- [Task directions]
Only a number is wanted here: the number of lines of the data that include "llama".

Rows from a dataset
□ □ □ □

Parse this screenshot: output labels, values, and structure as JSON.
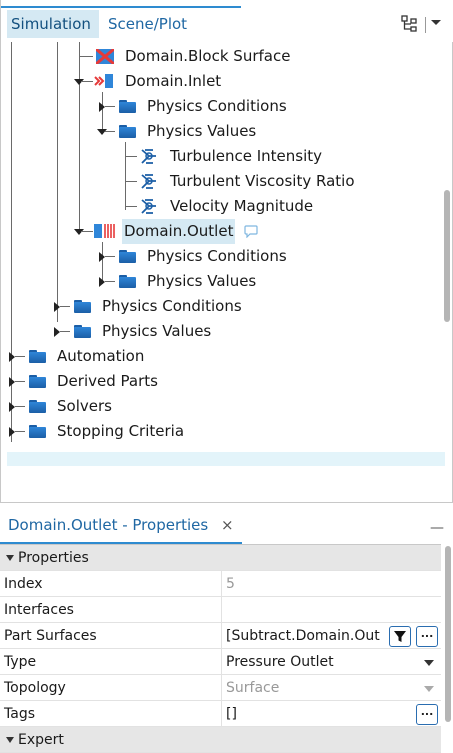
{
  "tabs": {
    "simulation": "Simulation",
    "scene_plot": "Scene/Plot"
  },
  "icons": {
    "hierarchy": "hierarchy-icon",
    "menu": "dropdown-menu-icon"
  },
  "tree": {
    "block_surface": "Domain.Block Surface",
    "inlet": "Domain.Inlet",
    "inlet_physics_conditions": "Physics Conditions",
    "inlet_physics_values": "Physics Values",
    "turbulence_intensity": "Turbulence Intensity",
    "turbulent_viscosity_ratio": "Turbulent Viscosity Ratio",
    "velocity_magnitude": "Velocity Magnitude",
    "outlet": "Domain.Outlet",
    "outlet_physics_conditions": "Physics Conditions",
    "outlet_physics_values": "Physics Values",
    "region_physics_conditions": "Physics Conditions",
    "region_physics_values": "Physics Values",
    "automation": "Automation",
    "derived_parts": "Derived Parts",
    "solvers": "Solvers",
    "stopping_criteria": "Stopping Criteria"
  },
  "properties_panel": {
    "title": "Domain.Outlet - Properties",
    "close": "×",
    "minimize": "—",
    "section_properties": "Properties",
    "section_expert": "Expert",
    "rows": {
      "index": {
        "name": "Index",
        "value": "5"
      },
      "interfaces": {
        "name": "Interfaces",
        "value": ""
      },
      "part_surfaces": {
        "name": "Part Surfaces",
        "value": "[Subtract.Domain.Out"
      },
      "type": {
        "name": "Type",
        "value": "Pressure Outlet"
      },
      "topology": {
        "name": "Topology",
        "value": "Surface"
      },
      "tags": {
        "name": "Tags",
        "value": "[]"
      }
    },
    "ellipsis": "..."
  },
  "colors": {
    "accent": "#2e8bd0",
    "selection": "#d5e9f3",
    "folder": "#2f86d9"
  }
}
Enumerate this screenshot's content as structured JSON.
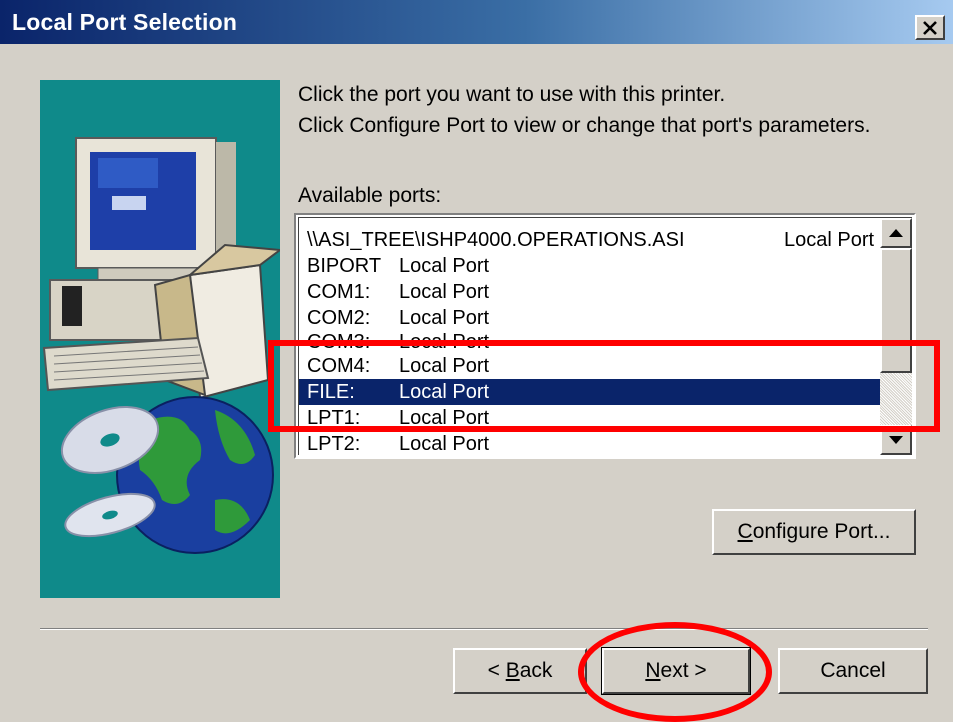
{
  "window": {
    "title": "Local Port Selection",
    "close_icon": "close-icon"
  },
  "instructions": {
    "line1": "Click the port you want to use with this printer.",
    "line2": "Click Configure Port to view or change that port's parameters."
  },
  "ports": {
    "label": "Available ports:",
    "selected_index": 6,
    "items": [
      {
        "name": "\\\\ASI_TREE\\ISHP4000.OPERATIONS.ASI",
        "desc": "Local Port"
      },
      {
        "name": "BIPORT",
        "desc": "Local Port"
      },
      {
        "name": "COM1:",
        "desc": "Local Port"
      },
      {
        "name": "COM2:",
        "desc": "Local Port"
      },
      {
        "name": "COM3:",
        "desc": "Local Port"
      },
      {
        "name": "COM4:",
        "desc": "Local Port"
      },
      {
        "name": "FILE:",
        "desc": "Local Port"
      },
      {
        "name": "LPT1:",
        "desc": "Local Port"
      },
      {
        "name": "LPT2:",
        "desc": "Local Port"
      }
    ]
  },
  "buttons": {
    "configure_pre": "",
    "configure_key": "C",
    "configure_post": "onfigure Port...",
    "back_pre": "< ",
    "back_key": "B",
    "back_post": "ack",
    "next_pre": "",
    "next_key": "N",
    "next_post": "ext >",
    "cancel": "Cancel"
  },
  "colors": {
    "title_bar": "#0a246a",
    "selection": "#0a246a",
    "annotation": "#ff0000",
    "art_background": "#0f8a8a"
  }
}
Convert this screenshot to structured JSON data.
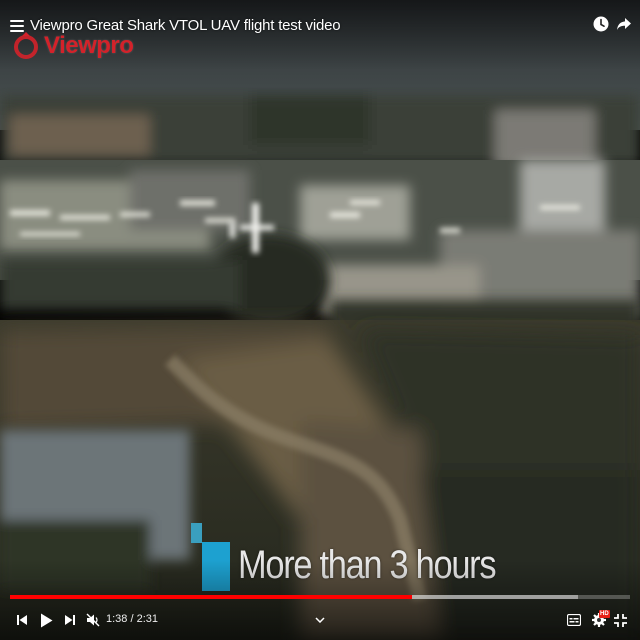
{
  "title_bar": {
    "title": "Viewpro Great Shark VTOL UAV flight test video",
    "menu_icon": "hamburger-icon",
    "watch_later_icon": "clock-icon",
    "share_icon": "share-arrow-icon"
  },
  "watermark": {
    "text": "Viewpro",
    "color": "#d3222a"
  },
  "caption": {
    "text": "More than 3 hours",
    "accent_color": "#1da1d0"
  },
  "player": {
    "time_current": "1:38",
    "time_separator": " / ",
    "time_total": "2:31",
    "played_fraction": 0.649,
    "buffered_fraction": 0.916,
    "progress_color": "#ff0000",
    "hd_badge": "HD",
    "controls": {
      "previous": "skip-previous-icon",
      "play": "play-icon",
      "next": "skip-next-icon",
      "volume": "volume-muted-icon",
      "more": "chevron-down-icon",
      "subtitles": "subtitles-icon",
      "settings": "gear-icon",
      "fullscreen": "exit-fullscreen-icon"
    }
  }
}
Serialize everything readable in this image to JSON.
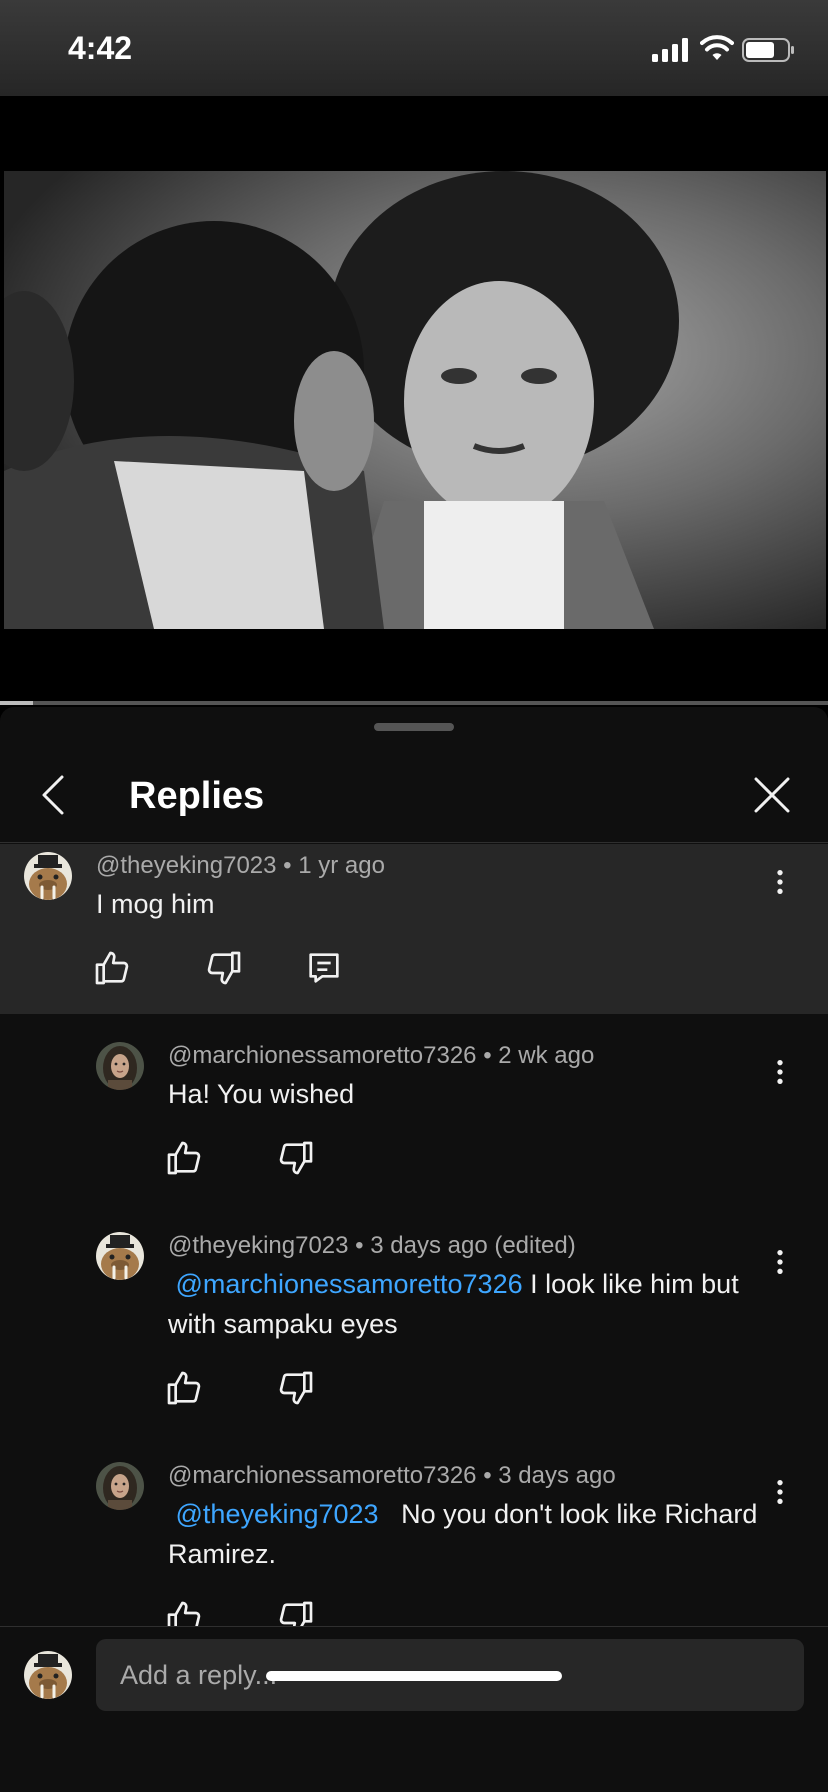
{
  "status_bar": {
    "time": "4:42",
    "battery_level": 0.7
  },
  "video": {
    "progress": 0.04
  },
  "panel": {
    "title": "Replies"
  },
  "parent_comment": {
    "author": "@theyeking7023",
    "age": "1 yr ago",
    "text": "I mog him"
  },
  "replies": [
    {
      "author": "@marchionessamoretto7326",
      "age": "2 wk ago",
      "mention": "",
      "text": "Ha! You wished"
    },
    {
      "author": "@theyeking7023",
      "age": "3 days ago (edited)",
      "mention": "@marchionessamoretto7326",
      "text": " I look like him but with sampaku eyes"
    },
    {
      "author": "@marchionessamoretto7326",
      "age": "3 days ago",
      "mention": "@theyeking7023",
      "text": "   No you don't look like Richard Ramirez."
    }
  ],
  "composer": {
    "placeholder": "Add a reply..."
  },
  "colors": {
    "mention": "#3ea6ff",
    "panel_bg": "#0f0f0f",
    "parent_bg": "#272727"
  }
}
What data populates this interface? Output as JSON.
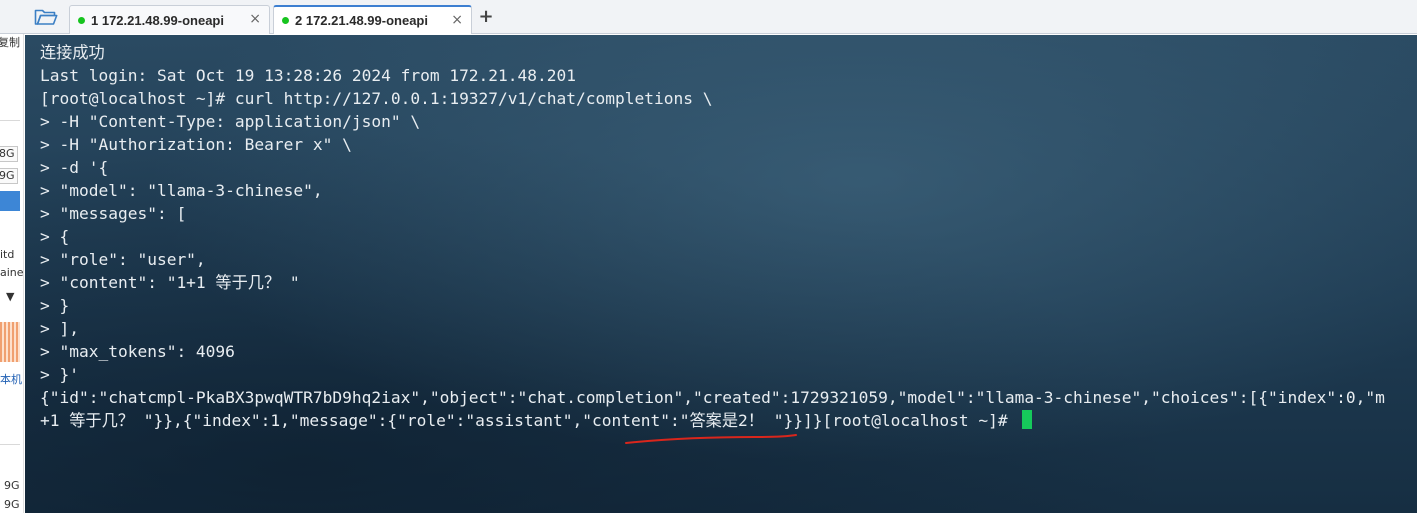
{
  "tabs": [
    {
      "label": "1 172.21.48.99-oneapi",
      "status_color": "#17c41f",
      "close": "×",
      "active": false
    },
    {
      "label": "2 172.21.48.99-oneapi",
      "status_color": "#17c41f",
      "close": "×",
      "active": true
    }
  ],
  "toolbar": {
    "open_icon": "folder-open-icon",
    "new_tab_label": "+"
  },
  "left_strip": [
    "复制",
    "8G",
    "9G",
    "itd",
    "aine",
    "本机",
    "9G",
    "9G"
  ],
  "terminal": {
    "lines": [
      "连接成功",
      "Last login: Sat Oct 19 13:28:26 2024 from 172.21.48.201",
      "[root@localhost ~]# curl http://127.0.0.1:19327/v1/chat/completions \\",
      "> -H \"Content-Type: application/json\" \\",
      "> -H \"Authorization: Bearer x\" \\",
      "> -d '{",
      "> \"model\": \"llama-3-chinese\",",
      "> \"messages\": [",
      "> {",
      "> \"role\": \"user\",",
      "> \"content\": \"1+1 等于几？ \"",
      "> }",
      "> ],",
      "> \"max_tokens\": 4096",
      "> }'",
      "{\"id\":\"chatcmpl-PkaBX3pwqWTR7bD9hq2iax\",\"object\":\"chat.completion\",\"created\":1729321059,\"model\":\"llama-3-chinese\",\"choices\":[{\"index\":0,\"m",
      "+1 等于几？ \"}},{\"index\":1,\"message\":{\"role\":\"assistant\",\"content\":\"答案是2！ \"}}]}[root@localhost ~]# "
    ],
    "cursor_color": "#16c95b",
    "annotation_color": "#d9261c"
  }
}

□ □ □ □

- [Task response]
2